▸ QUOTED TEXT
|---|
You have two things that are changing over time. We could assume that they're changing at constant rates, or we could assume we're always talking about the average rate-of-change during a particular 2-minute interval, whatever. $$ f_1(t) = 15 + 11 x $$ $$ f_2(t) = 15 - \frac{5}{2} x $$ The slope of $f_1$ is 11; the slope of $f_2$ is $-\frac{5}{2}$. $11 = -\frac{22}{5} \times -\frac{5}{2}$; so "$-4.4\times$"; no problem.

But your post consistently asks about "better than", not "times", and you want to quantify this. That's weird because it implies a system of goodness or value (a utility function), context that isn't included in your post.

We could be a little less worried about linguistic ambiguity if we instead talked about "faster than". These are values changing over time, so it makes total sense to ask

How much faster is $f_1$ changing than $f_2$?

Pay attention to how weird it sounds to say

$f_1$ is negative 4.4 times faster than $f_2$.

That's because an expression of speed does not on its own contain directional (sign) information.
We would instead say

$f_1$ is [increasing] 4.4 times faster than $f_2$ [is decreasing].
|---|
▸ PROBLEM
In the passage about rates of change, what does an expression of speed not contain on its own? The lines here have no connection to the passage about rates of change.

▸ INFORMATION PROVIDED
|---|
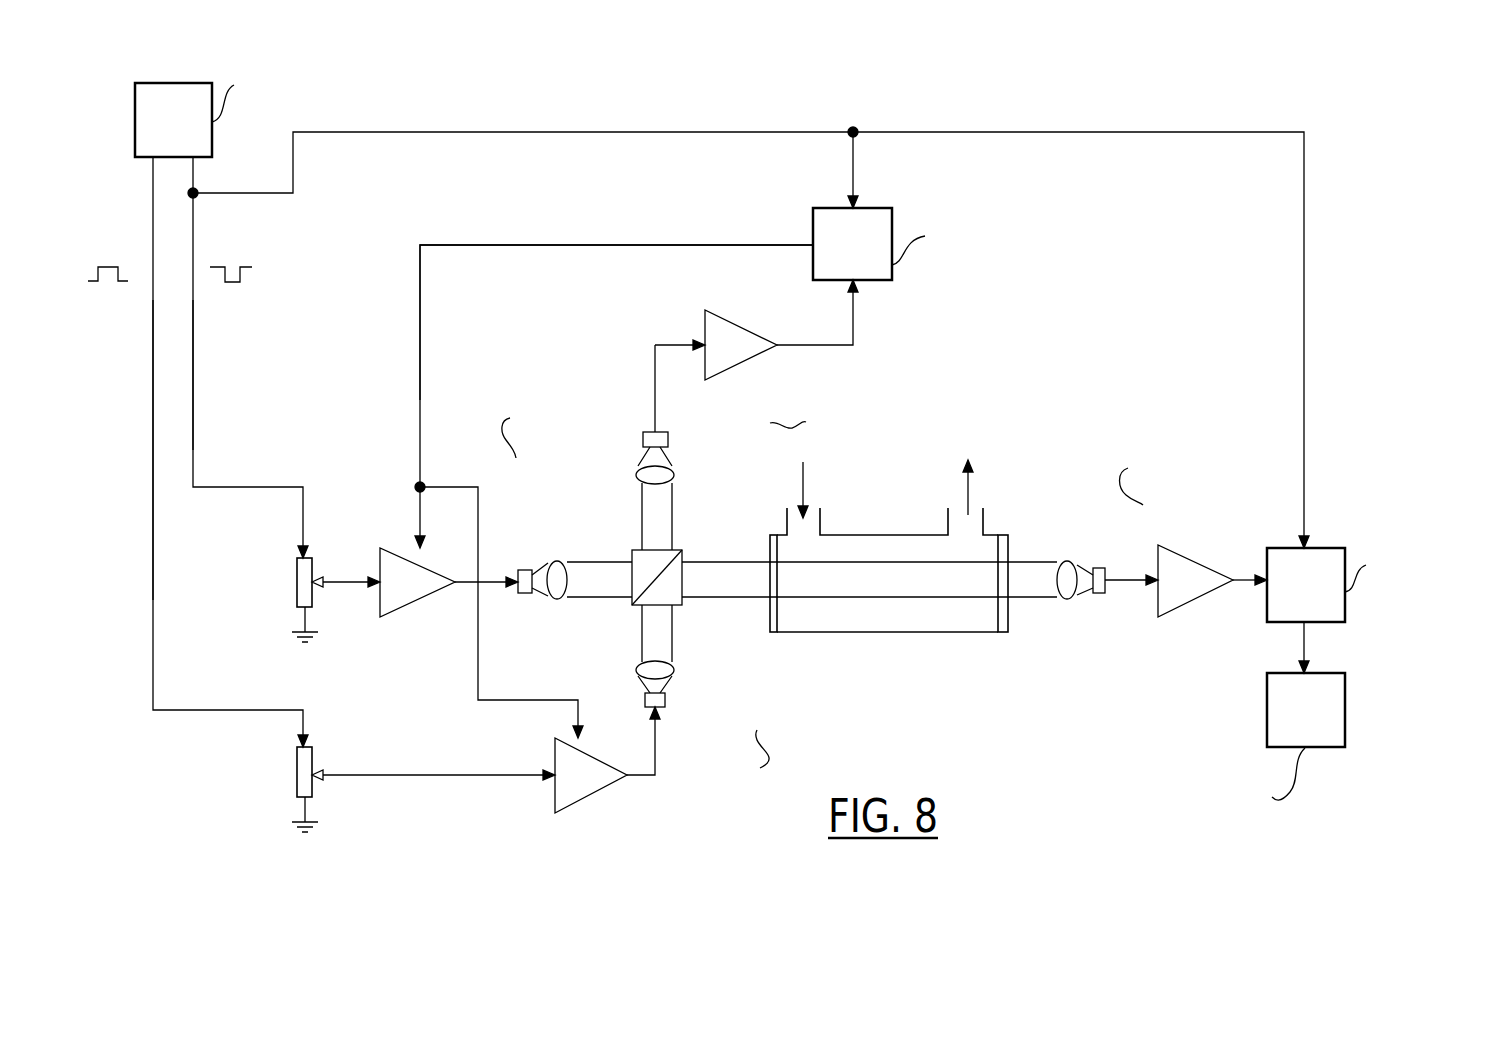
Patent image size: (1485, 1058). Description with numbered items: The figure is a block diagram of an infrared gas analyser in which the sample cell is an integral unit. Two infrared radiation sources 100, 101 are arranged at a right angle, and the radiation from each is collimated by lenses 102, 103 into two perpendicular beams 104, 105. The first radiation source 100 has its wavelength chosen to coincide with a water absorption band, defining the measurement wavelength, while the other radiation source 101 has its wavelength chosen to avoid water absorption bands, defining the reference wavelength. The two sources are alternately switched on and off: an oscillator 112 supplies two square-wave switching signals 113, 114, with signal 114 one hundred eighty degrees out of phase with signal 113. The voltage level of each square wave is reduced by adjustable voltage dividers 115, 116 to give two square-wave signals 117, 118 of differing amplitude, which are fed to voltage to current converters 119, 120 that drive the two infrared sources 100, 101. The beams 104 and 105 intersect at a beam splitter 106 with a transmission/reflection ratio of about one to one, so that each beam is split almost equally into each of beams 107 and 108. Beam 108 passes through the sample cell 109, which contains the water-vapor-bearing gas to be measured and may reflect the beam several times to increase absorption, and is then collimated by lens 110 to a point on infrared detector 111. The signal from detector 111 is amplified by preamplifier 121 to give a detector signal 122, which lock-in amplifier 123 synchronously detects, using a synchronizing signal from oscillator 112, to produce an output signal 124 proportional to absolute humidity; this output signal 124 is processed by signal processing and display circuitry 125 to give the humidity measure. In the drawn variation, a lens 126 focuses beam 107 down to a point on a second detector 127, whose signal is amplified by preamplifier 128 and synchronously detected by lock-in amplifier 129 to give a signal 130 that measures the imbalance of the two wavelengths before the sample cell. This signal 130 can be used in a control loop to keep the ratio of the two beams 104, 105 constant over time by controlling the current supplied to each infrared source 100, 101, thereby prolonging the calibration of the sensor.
|---|
▸ ANSWER TO THIS TASK
It does not contain directional (sign) information.